Stated task: Report each line of the data that has "gegen" somewhere in it.

Material provided:
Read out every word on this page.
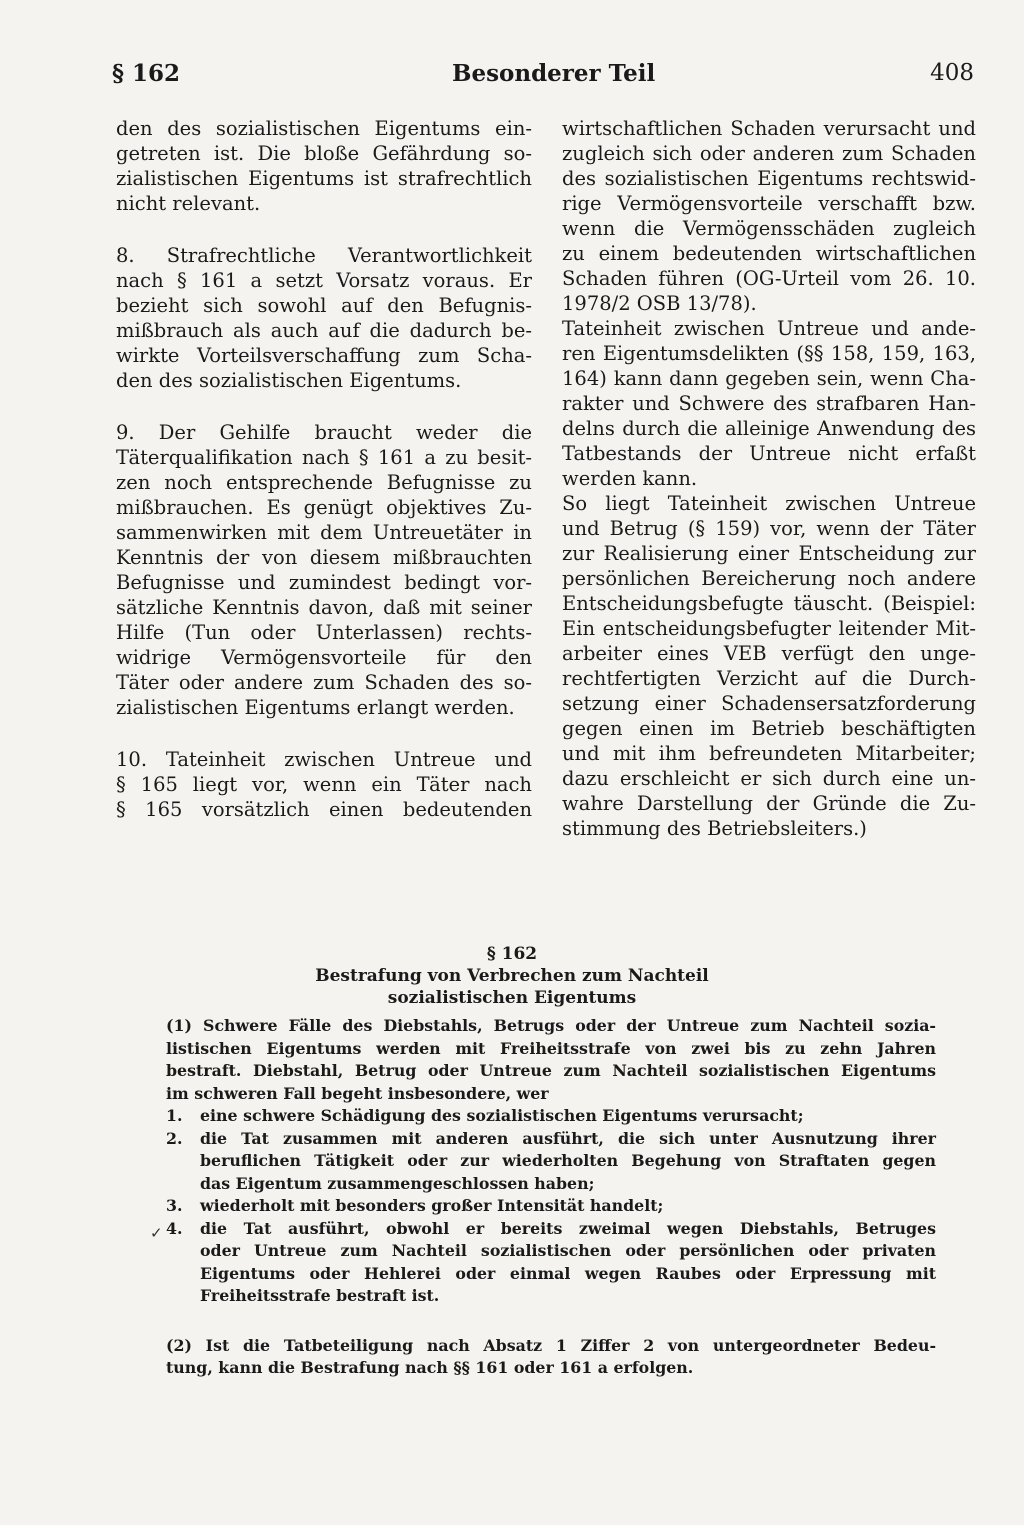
§ 162	Besonderer Teil	408
den des sozialistischen Eigentums ein-
getreten ist. Die bloße Gefährdung so-
zialistischen Eigentums ist strafrechtlich
nicht relevant.
8. Strafrechtliche Verantwortlichkeit
nach § 161 a setzt Vorsatz voraus. Er
bezieht sich sowohl auf den Befugnis-
mißbrauch als auch auf die dadurch be-
wirkte Vorteilsverschaffung zum Scha-
den des sozialistischen Eigentums.
9. Der Gehilfe braucht weder die
Täterqualifikation nach § 161 a zu besit-
zen noch entsprechende Befugnisse zu
mißbrauchen. Es genügt objektives Zu-
sammenwirken mit dem Untreuetäter in
Kenntnis der von diesem mißbrauchten
Befugnisse und zumindest bedingt vor-
sätzliche Kenntnis davon, daß mit seiner
Hilfe (Tun oder Unterlassen) rechts-
widrige Vermögensvorteile für den
Täter oder andere zum Schaden des so-
zialistischen Eigentums erlangt werden.
10. Tateinheit zwischen Untreue und
§ 165 liegt vor, wenn ein Täter nach
§ 165 vorsätzlich einen bedeutenden
wirtschaftlichen Schaden verursacht und
zugleich sich oder anderen zum Schaden
des sozialistischen Eigentums rechtswid-
rige Vermögensvorteile verschafft bzw.
wenn die Vermögensschäden zugleich
zu einem bedeutenden wirtschaftlichen
Schaden führen (OG-Urteil vom 26. 10.
1978/2 OSB 13/78).
Tateinheit zwischen Untreue und ande-
ren Eigentumsdelikten (§§ 158, 159, 163,
164) kann dann gegeben sein, wenn Cha-
rakter und Schwere des strafbaren Han-
delns durch die alleinige Anwendung des
Tatbestands der Untreue nicht erfaßt
werden kann.
So liegt Tateinheit zwischen Untreue
und Betrug (§ 159) vor, wenn der Täter
zur Realisierung einer Entscheidung zur
persönlichen Bereicherung noch andere
Entscheidungsbefugte täuscht. (Beispiel:
Ein entscheidungsbefugter leitender Mit-
arbeiter eines VEB verfügt den unge-
rechtfertigten Verzicht auf die Durch-
setzung einer Schadensersatzforderung
gegen einen im Betrieb beschäftigten
und mit ihm befreundeten Mitarbeiter;
dazu erschleicht er sich durch eine un-
wahre Darstellung der Gründe die Zu-
stimmung des Betriebsleiters.)
§ 162
Bestrafung von Verbrechen zum Nachteil
sozialistischen Eigentums
✓
(1) Schwere Fälle des Diebstahls, Betrugs oder der Untreue zum Nachteil sozia-
listischen Eigentums werden mit Freiheitsstrafe von zwei bis zu zehn Jahren
bestraft. Diebstahl, Betrug oder Untreue zum Nachteil sozialistischen Eigentums
im schweren Fall begeht insbesondere, wer
1.	eine schwere Schädigung des sozialistischen Eigentums verursacht;
2.	die Tat zusammen mit anderen ausführt, die sich unter Ausnutzung ihrer
beruflichen Tätigkeit oder zur wiederholten Begehung von Straftaten gegen
das Eigentum zusammengeschlossen haben;
3.	wiederholt mit besonders großer Intensität handelt;
4.	die Tat ausführt, obwohl er bereits zweimal wegen Diebstahls, Betruges
oder Untreue zum Nachteil sozialistischen oder persönlichen oder privaten
Eigentums oder Hehlerei oder einmal wegen Raubes oder Erpressung mit
Freiheitsstrafe bestraft ist.
(2) Ist die Tatbeteiligung nach Absatz 1 Ziffer 2 von untergeordneter Bedeu-
tung, kann die Bestrafung nach §§ 161 oder 161 a erfolgen.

Answer to this task:
gegen einen im Betrieb beschäftigten
beruflichen Tätigkeit oder zur wiederholten Begehung von Straftaten gegen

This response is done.